[Pasaje proporcionado]:
********

Analizando mi infancia cargada de latigazos católicos por parte de mi instituto, me doy cuenta ahora que yo no creía en ningún Dios realmente, sino en el miedo que me imponía ese Dios.
Yo rezaba siempre, sin entender la mitad de los términos, ni conocer la mayoría de los santos ni lograr meterme en la cabeza la magnitud de la bondad de Cristo cuando hay tanta miseria en un país como en el que vivía. A lo mejor Dios está demasiado ocupado mirando al norte, al igual que todo el resto del mundo; a lo mejor nosotros debíamos mirar al norte también. Y terminábamos haciéndolo.
El Norte y nosotros, por supuesto, no hay más. Los únicos mapas que recuerdo haber coloreado en clase fueron de América (por supuesto, ni uno puto de Europa, y el resto de continentes supongo que para entonces no existían). Y cierta vez, durante un examen, yo coloreé como Argentina toda América. No sé muy bien qué conclusiones sacar de eso, pero todavía me hace gracia.
Otra anécdota curiosa es la de la bandera. Yo era una alumna 10 por aquel entonces, la vice-directora y todos los profesores me adoraban. Por la mañana, siempre hacíamos una plegaria mientras la vice-directora pasaba entre las ordenadas filas cual general de reclutamiento para verificar que no estuviésemos maquilladas o similares (cuando ella se pintarrajeaba tanto que parecía una puta a horas altas de trabajo). La cuestión es que, antes de los actos especiales, como una obra por El Día de la Raza (¿os parece lógico celebrar esa fecha en un país cuya población fue cruelmente asesinada por los invasores a los que ahora rinden homenaje?) además de rezar cantábamos el himno argentino. Han pasado unos siete años sin escucharlo y todavía me acuerdo de la puñetera musiquita.

********

Datos de disposición espacial
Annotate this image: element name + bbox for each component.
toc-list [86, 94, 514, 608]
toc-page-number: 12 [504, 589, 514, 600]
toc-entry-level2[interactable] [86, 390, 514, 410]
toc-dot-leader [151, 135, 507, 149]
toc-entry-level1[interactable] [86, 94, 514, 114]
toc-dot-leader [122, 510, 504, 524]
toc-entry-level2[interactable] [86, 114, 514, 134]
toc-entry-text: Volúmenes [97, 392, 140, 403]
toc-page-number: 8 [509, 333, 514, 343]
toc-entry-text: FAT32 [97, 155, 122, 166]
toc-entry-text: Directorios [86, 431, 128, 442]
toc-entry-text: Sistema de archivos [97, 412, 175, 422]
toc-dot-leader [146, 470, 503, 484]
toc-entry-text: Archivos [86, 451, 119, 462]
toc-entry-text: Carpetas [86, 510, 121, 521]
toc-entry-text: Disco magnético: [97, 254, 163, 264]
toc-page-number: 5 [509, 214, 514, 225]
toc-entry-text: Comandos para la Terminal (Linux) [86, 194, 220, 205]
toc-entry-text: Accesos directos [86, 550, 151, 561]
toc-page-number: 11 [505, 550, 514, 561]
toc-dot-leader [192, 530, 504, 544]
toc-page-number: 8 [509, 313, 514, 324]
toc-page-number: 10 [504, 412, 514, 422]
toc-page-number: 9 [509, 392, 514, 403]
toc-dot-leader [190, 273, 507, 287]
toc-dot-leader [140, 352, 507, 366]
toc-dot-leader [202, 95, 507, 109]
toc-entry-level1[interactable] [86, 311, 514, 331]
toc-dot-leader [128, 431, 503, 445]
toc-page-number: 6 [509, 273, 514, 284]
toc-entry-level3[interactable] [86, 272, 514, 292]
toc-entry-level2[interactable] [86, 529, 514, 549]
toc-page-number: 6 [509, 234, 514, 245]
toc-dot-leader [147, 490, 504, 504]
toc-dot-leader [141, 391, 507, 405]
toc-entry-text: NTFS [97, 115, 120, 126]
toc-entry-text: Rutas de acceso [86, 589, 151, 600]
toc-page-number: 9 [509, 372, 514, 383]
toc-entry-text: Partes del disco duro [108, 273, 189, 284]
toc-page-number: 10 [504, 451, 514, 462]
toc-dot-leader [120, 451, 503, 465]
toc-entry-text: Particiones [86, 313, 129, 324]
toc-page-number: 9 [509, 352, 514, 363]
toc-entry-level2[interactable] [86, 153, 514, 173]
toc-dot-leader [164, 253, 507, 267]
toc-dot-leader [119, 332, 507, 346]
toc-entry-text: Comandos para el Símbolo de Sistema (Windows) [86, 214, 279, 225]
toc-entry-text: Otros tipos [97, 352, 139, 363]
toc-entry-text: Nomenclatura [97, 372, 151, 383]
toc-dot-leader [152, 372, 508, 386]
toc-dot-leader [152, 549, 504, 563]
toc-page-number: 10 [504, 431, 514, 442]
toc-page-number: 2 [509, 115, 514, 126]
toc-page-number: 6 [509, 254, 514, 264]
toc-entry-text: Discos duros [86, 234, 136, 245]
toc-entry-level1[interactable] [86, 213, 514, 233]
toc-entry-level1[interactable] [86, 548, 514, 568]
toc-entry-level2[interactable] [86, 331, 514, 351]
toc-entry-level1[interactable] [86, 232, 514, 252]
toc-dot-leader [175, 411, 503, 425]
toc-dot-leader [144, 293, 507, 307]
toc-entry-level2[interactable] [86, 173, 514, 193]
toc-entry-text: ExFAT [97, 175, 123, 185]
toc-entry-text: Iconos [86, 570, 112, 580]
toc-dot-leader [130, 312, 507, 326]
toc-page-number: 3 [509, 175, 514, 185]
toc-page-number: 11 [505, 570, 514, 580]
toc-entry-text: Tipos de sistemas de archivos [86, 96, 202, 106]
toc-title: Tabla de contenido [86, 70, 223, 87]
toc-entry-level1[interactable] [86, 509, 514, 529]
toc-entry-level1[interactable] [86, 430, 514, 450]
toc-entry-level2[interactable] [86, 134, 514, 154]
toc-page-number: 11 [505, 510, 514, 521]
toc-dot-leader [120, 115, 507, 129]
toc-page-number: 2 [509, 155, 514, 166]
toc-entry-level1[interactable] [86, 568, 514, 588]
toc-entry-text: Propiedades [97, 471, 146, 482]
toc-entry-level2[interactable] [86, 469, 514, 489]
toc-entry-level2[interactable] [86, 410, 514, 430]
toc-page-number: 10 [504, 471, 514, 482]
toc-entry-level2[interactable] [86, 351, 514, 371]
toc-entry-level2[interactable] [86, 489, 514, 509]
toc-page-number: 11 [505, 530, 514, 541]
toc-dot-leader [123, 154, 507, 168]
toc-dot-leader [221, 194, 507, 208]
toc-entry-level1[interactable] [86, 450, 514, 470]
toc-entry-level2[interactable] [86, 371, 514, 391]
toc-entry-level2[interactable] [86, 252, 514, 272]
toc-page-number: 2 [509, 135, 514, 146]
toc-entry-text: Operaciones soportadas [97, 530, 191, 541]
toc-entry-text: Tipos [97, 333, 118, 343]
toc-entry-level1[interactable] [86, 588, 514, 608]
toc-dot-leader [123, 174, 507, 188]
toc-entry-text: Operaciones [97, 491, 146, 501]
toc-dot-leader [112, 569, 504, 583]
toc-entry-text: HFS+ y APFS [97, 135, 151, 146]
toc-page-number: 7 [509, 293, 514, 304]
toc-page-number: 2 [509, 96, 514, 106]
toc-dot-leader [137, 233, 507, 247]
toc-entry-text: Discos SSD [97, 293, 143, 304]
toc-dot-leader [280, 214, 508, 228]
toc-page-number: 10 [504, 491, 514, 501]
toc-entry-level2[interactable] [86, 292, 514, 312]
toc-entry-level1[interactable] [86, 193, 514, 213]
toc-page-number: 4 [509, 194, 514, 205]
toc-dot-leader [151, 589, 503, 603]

********

[Instrucciones]:
**a)** Transcribe sin ningún cambio el fragmento del pasaje sobre la infancia que empieza con las palabras "El Norte y nosotros, por" y termina con "me hace gracia.".
**b)** Repite tal cual las filas de datos de disposición espacial, desde la primera hasta la que contiene "toc-dot-leader [147, 490, 504, 504]", ambas incluidas.
El pasaje y las filas provienen de fuentes distintas.

[Respuestas por tarea]:
**a)**
El Norte y nosotros, por supuesto, no hay más. Los únicos mapas que recuerdo haber coloreado en clase fueron de América (por supuesto, ni uno puto de Europa, y el resto de continentes supongo que para entonces no existían). Y cierta vez, durante un examen, yo coloreé como Argentina toda América. No sé muy bien qué conclusiones sacar de eso, pero todavía me hace gracia.

**b)**
Annotate this image: element name + bbox for each component.
toc-list [86, 94, 514, 608]
toc-page-number: 12 [504, 589, 514, 600]
toc-entry-level2[interactable] [86, 390, 514, 410]
toc-dot-leader [151, 135, 507, 149]
toc-entry-level1[interactable] [86, 94, 514, 114]
toc-dot-leader [122, 510, 504, 524]
toc-entry-level2[interactable] [86, 114, 514, 134]
toc-entry-text: Volúmenes [97, 392, 140, 403]
toc-page-number: 8 [509, 333, 514, 343]
toc-entry-text: FAT32 [97, 155, 122, 166]
toc-entry-text: Directorios [86, 431, 128, 442]
toc-entry-text: Sistema de archivos [97, 412, 175, 422]
toc-dot-leader [146, 470, 503, 484]
toc-entry-text: Archivos [86, 451, 119, 462]
toc-entry-text: Carpetas [86, 510, 121, 521]
toc-entry-text: Disco magnético: [97, 254, 163, 264]
toc-page-number: 5 [509, 214, 514, 225]
toc-entry-text: Comandos para la Terminal (Linux) [86, 194, 220, 205]
toc-entry-text: Accesos directos [86, 550, 151, 561]
toc-page-number: 11 [505, 550, 514, 561]
toc-dot-leader [192, 530, 504, 544]
toc-page-number: 8 [509, 313, 514, 324]
toc-page-number: 10 [504, 412, 514, 422]
toc-page-number: 9 [509, 392, 514, 403]
toc-dot-leader [190, 273, 507, 287]
toc-dot-leader [140, 352, 507, 366]
toc-dot-leader [202, 95, 507, 109]
toc-entry-level1[interactable] [86, 311, 514, 331]
toc-dot-leader [128, 431, 503, 445]
toc-page-number: 6 [509, 273, 514, 284]
toc-entry-level3[interactable] [86, 272, 514, 292]
toc-entry-level2[interactable] [86, 529, 514, 549]
toc-page-number: 6 [509, 234, 514, 245]
toc-dot-leader [147, 490, 504, 504]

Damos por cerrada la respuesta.